■ YOUR INSTRUCTIONS: Word for word, print each line of the listing below; pictures stay out.
**** DATASET
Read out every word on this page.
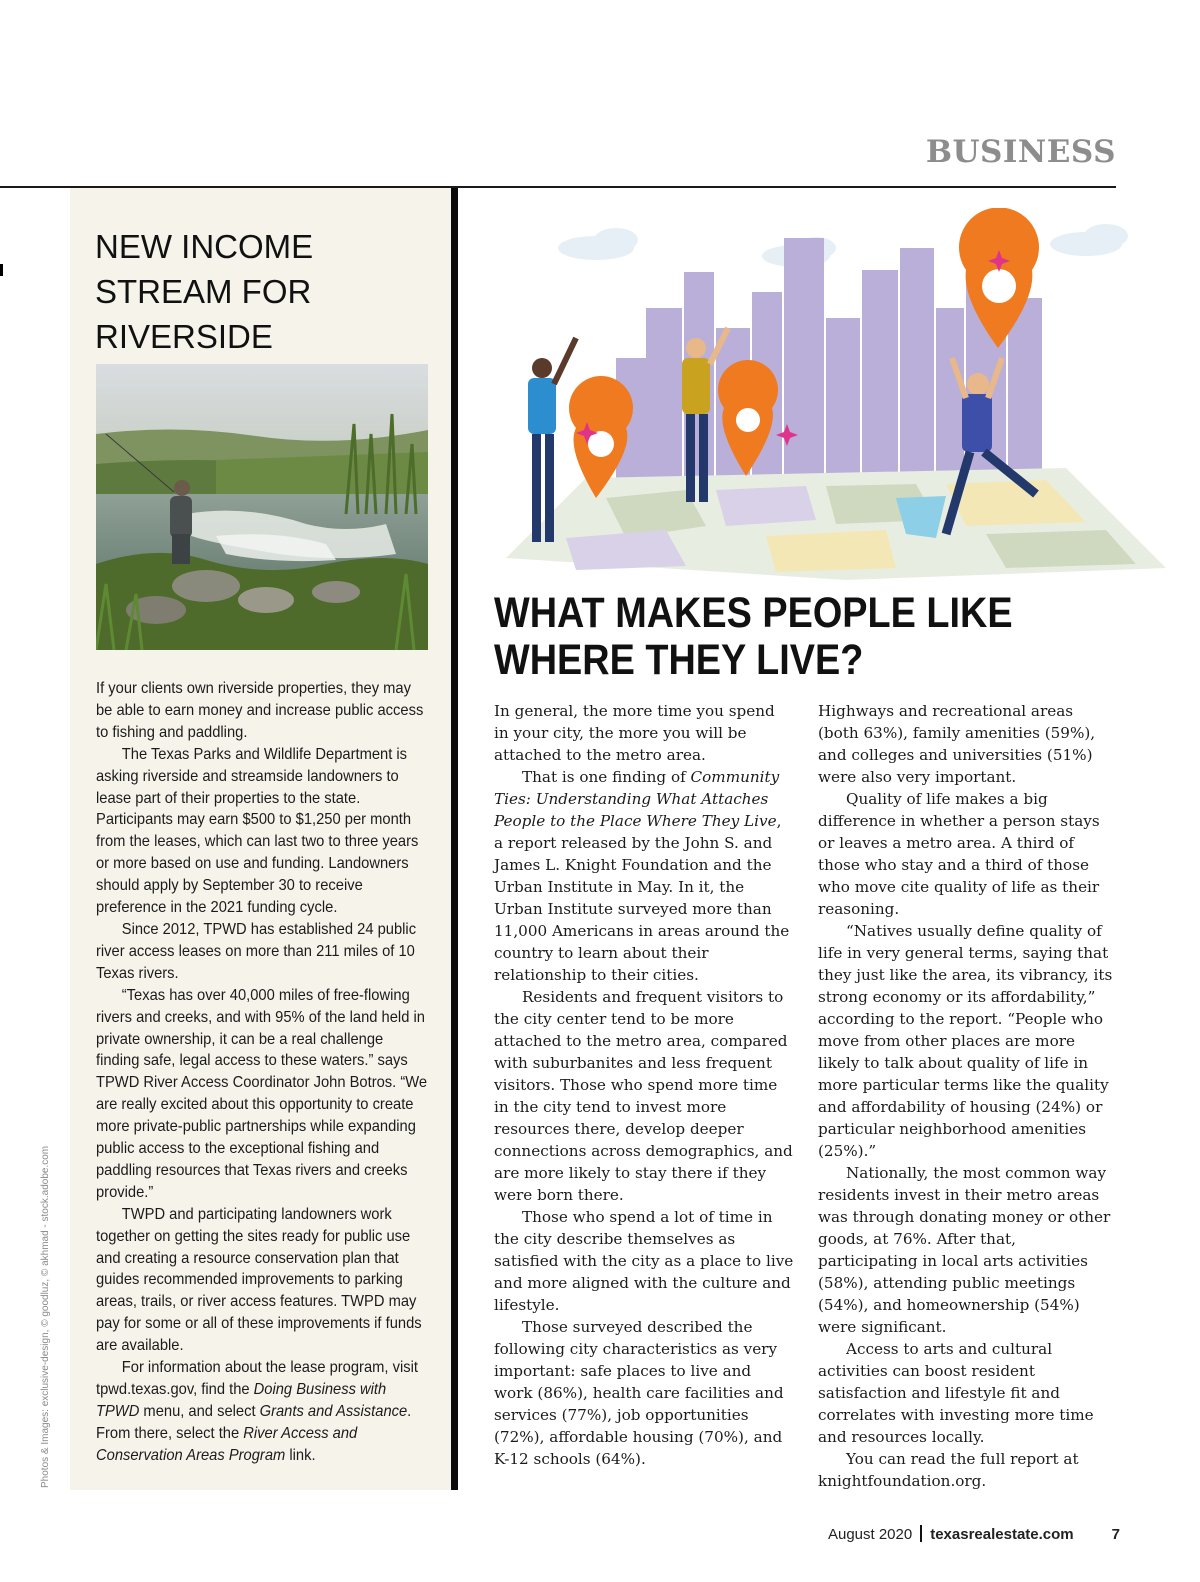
BUSINESS
NEW INCOME STREAM FOR RIVERSIDE

If your clients own riverside properties, they may be able to earn money and increase public access to fishing and paddling.

The Texas Parks and Wildlife Department is asking riverside and streamside landowners to lease part of their properties to the state. Participants may earn $500 to $1,250 per month from the leases, which can last two to three years or more based on use and funding. Landowners should apply by September 30 to receive preference in the 2021 funding cycle.

Since 2012, TPWD has established 24 public river access leases on more than 211 miles of 10 Texas rivers.

“Texas has over 40,000 miles of free-flowing rivers and creeks, and with 95% of the land held in private ownership, it can be a real challenge finding safe, legal access to these waters.” says TPWD River Access Coordinator John Botros. “We are really excited about this opportunity to create more private-public partnerships while expanding public access to the exceptional fishing and paddling resources that Texas rivers and creeks provide.”

TWPD and participating landowners work together on getting the sites ready for public use and creating a resource conservation plan that guides recommended improvements to parking areas, trails, or river access features. TWPD may pay for some or all of these improvements if funds are available.

For information about the lease program, visit tpwd.texas.gov, find the Doing Business with TPWD menu, and select Grants and Assistance. From there, select the River Access and Conservation Areas Program link.

Photos & Images: exclusive-design, © goodluz, © akhmad - stock.adobe.com
WHAT MAKES PEOPLE LIKE
WHERE THEY LIVE?

In general, the more time you spend in your city, the more you will be attached to the metro area.

That is one finding of Community Ties: Understanding What Attaches People to the Place Where They Live, a report released by the John S. and James L. Knight Foundation and the Urban Institute in May. In it, the Urban Institute surveyed more than 11,000 Americans in areas around the country to learn about their relationship to their cities.

Residents and frequent visitors to the city center tend to be more attached to the metro area, compared with suburbanites and less frequent visitors. Those who spend more time in the city tend to invest more resources there, develop deeper connections across demographics, and are more likely to stay there if they were born there.

Those who spend a lot of time in the city describe themselves as satisfied with the city as a place to live and more aligned with the culture and lifestyle.

Those surveyed described the following city characteristics as very important: safe places to live and work (86%), health care facilities and services (77%), job opportunities (72%), affordable housing (70%), and K-12 schools (64%).

Highways and recreational areas (both 63%), family amenities (59%), and colleges and universities (51%) were also very important.

Quality of life makes a big difference in whether a person stays or leaves a metro area. A third of those who stay and a third of those who move cite quality of life as their reasoning.

“Natives usually define quality of life in very general terms, saying that they just like the area, its vibrancy, its strong economy or its affordability,” according to the report. “People who move from other places are more likely to talk about quality of life in more particular terms like the quality and affordability of housing (24%) or particular neighborhood amenities (25%).”

Nationally, the most common way residents invest in their metro areas was through donating money or other goods, at 76%. After that, participating in local arts activities (58%), attending public meetings (54%), and homeownership (54%) were significant.

Access to arts and cultural activities can boost resident satisfaction and lifestyle fit and correlates with investing more time and resources locally.

You can read the full report at knightfoundation.org.

August 2020 texasrealestate.com	7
********
■ WRITTEN ANSWER:
Read out every word on this page.
BUSINESS
NEW INCOME STREAM FOR RIVERSIDE

If your clients own riverside properties, they may be able to earn money and increase public access to fishing and paddling.

The Texas Parks and Wildlife Department is asking riverside and streamside landowners to lease part of their properties to the state. Participants may earn $500 to $1,250 per month from the leases, which can last two to three years or more based on use and funding. Landowners should apply by September 30 to receive preference in the 2021 funding cycle.

Since 2012, TPWD has established 24 public river access leases on more than 211 miles of 10 Texas rivers.

“Texas has over 40,000 miles of free-flowing rivers and creeks, and with 95% of the land held in private ownership, it can be a real challenge finding safe, legal access to these waters.” says TPWD River Access Coordinator John Botros. “We are really excited about this opportunity to create more private-public partnerships while expanding public access to the exceptional fishing and paddling resources that Texas rivers and creeks provide.”

TWPD and participating landowners work together on getting the sites ready for public use and creating a resource conservation plan that guides recommended improvements to parking areas, trails, or river access features. TWPD may pay for some or all of these improvements if funds are available.

For information about the lease program, visit tpwd.texas.gov, find the Doing Business with TPWD menu, and select Grants and Assistance. From there, select the River Access and Conservation Areas Program link.

Photos & Images: exclusive-design, © goodluz, © akhmad - stock.adobe.com
WHAT MAKES PEOPLE LIKE
WHERE THEY LIVE?

In general, the more time you spend in your city, the more you will be attached to the metro area.

That is one finding of Community Ties: Understanding What Attaches People to the Place Where They Live, a report released by the John S. and James L. Knight Foundation and the Urban Institute in May. In it, the Urban Institute surveyed more than 11,000 Americans in areas around the country to learn about their relationship to their cities.

Residents and frequent visitors to the city center tend to be more attached to the metro area, compared with suburbanites and less frequent visitors. Those who spend more time in the city tend to invest more resources there, develop deeper connections across demographics, and are more likely to stay there if they were born there.

Those who spend a lot of time in the city describe themselves as satisfied with the city as a place to live and more aligned with the culture and lifestyle.

Those surveyed described the following city characteristics as very important: safe places to live and work (86%), health care facilities and services (77%), job opportunities (72%), affordable housing (70%), and K-12 schools (64%).

Highways and recreational areas (both 63%), family amenities (59%), and colleges and universities (51%) were also very important.

Quality of life makes a big difference in whether a person stays or leaves a metro area. A third of those who stay and a third of those who move cite quality of life as their reasoning.

“Natives usually define quality of life in very general terms, saying that they just like the area, its vibrancy, its strong economy or its affordability,” according to the report. “People who move from other places are more likely to talk about quality of life in more particular terms like the quality and affordability of housing (24%) or particular neighborhood amenities (25%).”

Nationally, the most common way residents invest in their metro areas was through donating money or other goods, at 76%. After that, participating in local arts activities (58%), attending public meetings (54%), and homeownership (54%) were significant.

Access to arts and cultural activities can boost resident satisfaction and lifestyle fit and correlates with investing more time and resources locally.

You can read the full report at knightfoundation.org.

August 2020 texasrealestate.com	7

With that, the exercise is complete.